• Required action 1:
According to the biography of Grigory Tkhor, in what year did he enlist in the Red Army?
• Required action 2:
Resume the biography of Grigory Tkhor, starting immediately after its final sentence.

Major general of the Soviet Air Force

Grigory Tkhor (Григорий Илларионович Тхор; , in Podlipnoe – January 1943, in Nuremberg) was a Soviet aviator, Spanish Civil War and Second Sino-Japanese War volunteer, and major general of the Soviet Air Force. He was captured during the course of the Battle of Kiev (1941). He was imprisoned in a number of concentration camps, and repeatedly tortured, until his execution by firing squad in January 1943. He was posthumously decorated with the title Hero of the Soviet Union.

==Biography==
Grigory Illarionovic Tkhor was born on 28 September 1903, in the village of Podlipnoe, Konotop Raion. He belonged to a family of ethnic Ukrainian farmers. After graduating from a five grade school, he went on to work at his father's farm. In 1923 he enlisted into the Red Army. In 1924 he graduated from an infantry academy, subsequently commanding various infantry formations. In 1931, he graduated from a school for navigator pilots, in 1935 he became a pilot. He commanded a number of squadrons until 1937 when he was promoted to a command a brigade belonging to the 64th Heavy Bomber Division.

[Stored records]

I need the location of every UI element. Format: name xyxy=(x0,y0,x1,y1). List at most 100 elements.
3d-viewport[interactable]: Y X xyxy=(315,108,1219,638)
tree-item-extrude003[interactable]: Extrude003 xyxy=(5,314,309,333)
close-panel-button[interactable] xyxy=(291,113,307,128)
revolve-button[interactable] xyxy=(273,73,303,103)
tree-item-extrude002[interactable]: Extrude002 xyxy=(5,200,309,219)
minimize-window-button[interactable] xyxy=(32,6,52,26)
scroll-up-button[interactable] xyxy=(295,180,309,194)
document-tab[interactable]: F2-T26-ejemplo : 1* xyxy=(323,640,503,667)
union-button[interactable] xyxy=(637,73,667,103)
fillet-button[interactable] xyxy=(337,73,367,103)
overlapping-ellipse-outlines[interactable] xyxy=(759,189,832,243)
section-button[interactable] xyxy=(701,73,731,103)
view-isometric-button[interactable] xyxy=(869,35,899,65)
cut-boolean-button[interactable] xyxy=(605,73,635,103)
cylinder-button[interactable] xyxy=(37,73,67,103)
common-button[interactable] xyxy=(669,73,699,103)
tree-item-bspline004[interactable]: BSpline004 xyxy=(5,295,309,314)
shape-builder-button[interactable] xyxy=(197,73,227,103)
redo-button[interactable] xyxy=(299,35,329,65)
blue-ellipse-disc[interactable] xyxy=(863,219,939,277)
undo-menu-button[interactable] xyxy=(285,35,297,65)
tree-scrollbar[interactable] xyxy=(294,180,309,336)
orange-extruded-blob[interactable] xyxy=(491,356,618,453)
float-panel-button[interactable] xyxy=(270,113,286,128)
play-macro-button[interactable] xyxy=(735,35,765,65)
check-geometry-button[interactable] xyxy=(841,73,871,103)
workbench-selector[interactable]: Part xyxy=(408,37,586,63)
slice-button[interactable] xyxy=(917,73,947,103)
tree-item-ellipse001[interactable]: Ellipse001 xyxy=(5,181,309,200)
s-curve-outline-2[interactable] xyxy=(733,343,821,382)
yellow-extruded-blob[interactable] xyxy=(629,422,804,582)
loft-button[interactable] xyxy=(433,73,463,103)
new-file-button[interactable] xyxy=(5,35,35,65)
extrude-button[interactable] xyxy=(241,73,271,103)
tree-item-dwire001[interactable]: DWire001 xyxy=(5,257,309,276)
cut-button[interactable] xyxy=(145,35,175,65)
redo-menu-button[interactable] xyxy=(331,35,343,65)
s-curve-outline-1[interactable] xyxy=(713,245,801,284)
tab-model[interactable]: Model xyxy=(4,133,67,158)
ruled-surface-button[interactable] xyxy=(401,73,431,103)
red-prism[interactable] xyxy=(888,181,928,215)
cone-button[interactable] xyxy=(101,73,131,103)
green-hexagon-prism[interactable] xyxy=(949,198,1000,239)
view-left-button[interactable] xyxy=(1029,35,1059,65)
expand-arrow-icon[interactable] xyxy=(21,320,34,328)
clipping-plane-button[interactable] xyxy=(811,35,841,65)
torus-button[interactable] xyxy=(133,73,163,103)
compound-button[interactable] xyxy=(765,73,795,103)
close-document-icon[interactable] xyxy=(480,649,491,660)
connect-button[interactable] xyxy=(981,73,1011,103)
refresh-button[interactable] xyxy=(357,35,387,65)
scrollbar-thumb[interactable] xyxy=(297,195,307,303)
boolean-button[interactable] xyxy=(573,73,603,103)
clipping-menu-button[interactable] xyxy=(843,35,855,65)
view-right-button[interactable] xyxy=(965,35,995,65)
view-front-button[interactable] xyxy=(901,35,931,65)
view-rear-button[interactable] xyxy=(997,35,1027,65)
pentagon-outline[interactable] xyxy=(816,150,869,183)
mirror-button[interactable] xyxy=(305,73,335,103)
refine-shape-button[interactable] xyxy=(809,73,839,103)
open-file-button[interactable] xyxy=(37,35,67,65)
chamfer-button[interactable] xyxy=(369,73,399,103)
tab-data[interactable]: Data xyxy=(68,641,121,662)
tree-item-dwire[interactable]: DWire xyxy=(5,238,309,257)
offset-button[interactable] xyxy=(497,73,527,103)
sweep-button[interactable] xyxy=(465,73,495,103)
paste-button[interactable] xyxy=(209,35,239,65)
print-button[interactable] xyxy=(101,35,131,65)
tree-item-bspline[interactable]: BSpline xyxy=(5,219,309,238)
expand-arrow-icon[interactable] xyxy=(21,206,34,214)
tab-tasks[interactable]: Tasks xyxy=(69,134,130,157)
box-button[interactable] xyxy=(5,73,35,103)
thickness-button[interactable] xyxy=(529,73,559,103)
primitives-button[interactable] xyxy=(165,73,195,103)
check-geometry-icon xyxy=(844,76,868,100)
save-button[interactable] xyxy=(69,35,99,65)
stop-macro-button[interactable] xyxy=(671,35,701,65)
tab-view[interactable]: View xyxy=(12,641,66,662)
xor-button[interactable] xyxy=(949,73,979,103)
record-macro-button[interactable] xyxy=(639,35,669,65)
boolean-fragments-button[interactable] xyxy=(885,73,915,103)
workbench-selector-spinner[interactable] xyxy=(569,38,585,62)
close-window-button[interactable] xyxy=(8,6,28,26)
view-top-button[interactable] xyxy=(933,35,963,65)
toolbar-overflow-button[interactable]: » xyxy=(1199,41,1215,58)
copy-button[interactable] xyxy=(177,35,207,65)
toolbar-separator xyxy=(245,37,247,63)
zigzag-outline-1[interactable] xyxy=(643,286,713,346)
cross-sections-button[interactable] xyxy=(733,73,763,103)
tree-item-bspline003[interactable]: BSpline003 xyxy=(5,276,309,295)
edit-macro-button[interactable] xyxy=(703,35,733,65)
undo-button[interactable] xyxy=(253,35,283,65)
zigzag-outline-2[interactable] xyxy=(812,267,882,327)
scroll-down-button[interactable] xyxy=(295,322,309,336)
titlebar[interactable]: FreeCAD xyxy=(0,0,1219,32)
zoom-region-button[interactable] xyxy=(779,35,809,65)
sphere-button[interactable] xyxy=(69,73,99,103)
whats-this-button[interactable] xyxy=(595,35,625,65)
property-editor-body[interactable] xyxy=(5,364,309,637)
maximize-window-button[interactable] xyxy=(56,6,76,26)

• Written answer 1:
1923

• Written answer 2:
Tkhor fought in the Spanish Civil War, flying 102 combat missions in support of the Republican forces. He then served as deputy commander of the Transbaikal Military District's air force. In late April 1938, Tkhor's heavy bomber squadron left Irkutsk, to join the Soviet Volunteer Group fighting on the Chinese side in the Second Sino-Japanese War. The unit made stops in Mongolia, Suzhou and Lanzhou, before reaching its final destination Hankou. In China, Tkhor distinguished himself as an able pilot who was able to fly on a variety of aircraft, that Chinese pilots had previously discarded as unserviceable. He simultaneously acted as a senior advisor in the Republic of China Air Force. On 4 August 1939, he was granted the rank of Kombrig.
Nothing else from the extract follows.